** begin Provided records **

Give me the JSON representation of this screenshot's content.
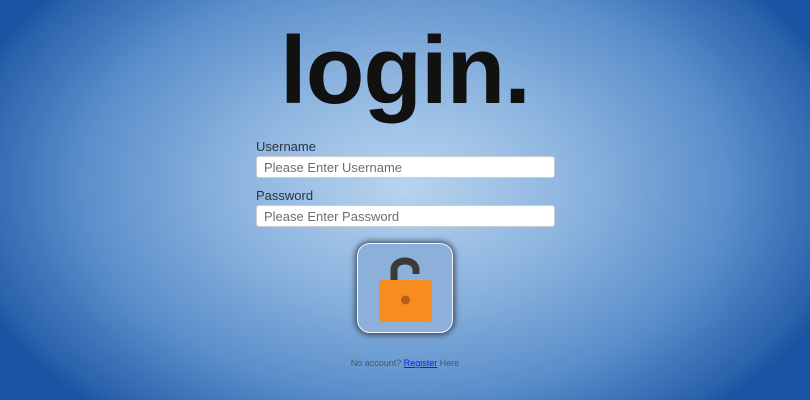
{
  "page": {
    "title": "login."
  },
  "form": {
    "username": {
      "label": "Username",
      "placeholder": "Please Enter Username",
      "value": ""
    },
    "password": {
      "label": "Password",
      "placeholder": "Please Enter Password",
      "value": ""
    },
    "submit_icon": "unlock-icon"
  },
  "footer": {
    "prefix": "No account?",
    "link_label": "Register",
    "suffix": "Here"
  },
  "colors": {
    "lock_body": "#f78d1e",
    "lock_shackle": "#3a3a3a",
    "background_center": "#b8d4ef",
    "background_edge": "#1b54a3"
  }
}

** end Provided records **

**Problem**
Reproduce all the entries that precede this task, word for word, minus any pictures.

**Finished task**
Give me the JSON representation of this screenshot's content.
{
  "page": {
    "title": "login."
  },
  "form": {
    "username": {
      "label": "Username",
      "placeholder": "Please Enter Username",
      "value": ""
    },
    "password": {
      "label": "Password",
      "placeholder": "Please Enter Password",
      "value": ""
    },
    "submit_icon": "unlock-icon"
  },
  "footer": {
    "prefix": "No account?",
    "link_label": "Register",
    "suffix": "Here"
  },
  "colors": {
    "lock_body": "#f78d1e",
    "lock_shackle": "#3a3a3a",
    "background_center": "#b8d4ef",
    "background_edge": "#1b54a3"
  }
}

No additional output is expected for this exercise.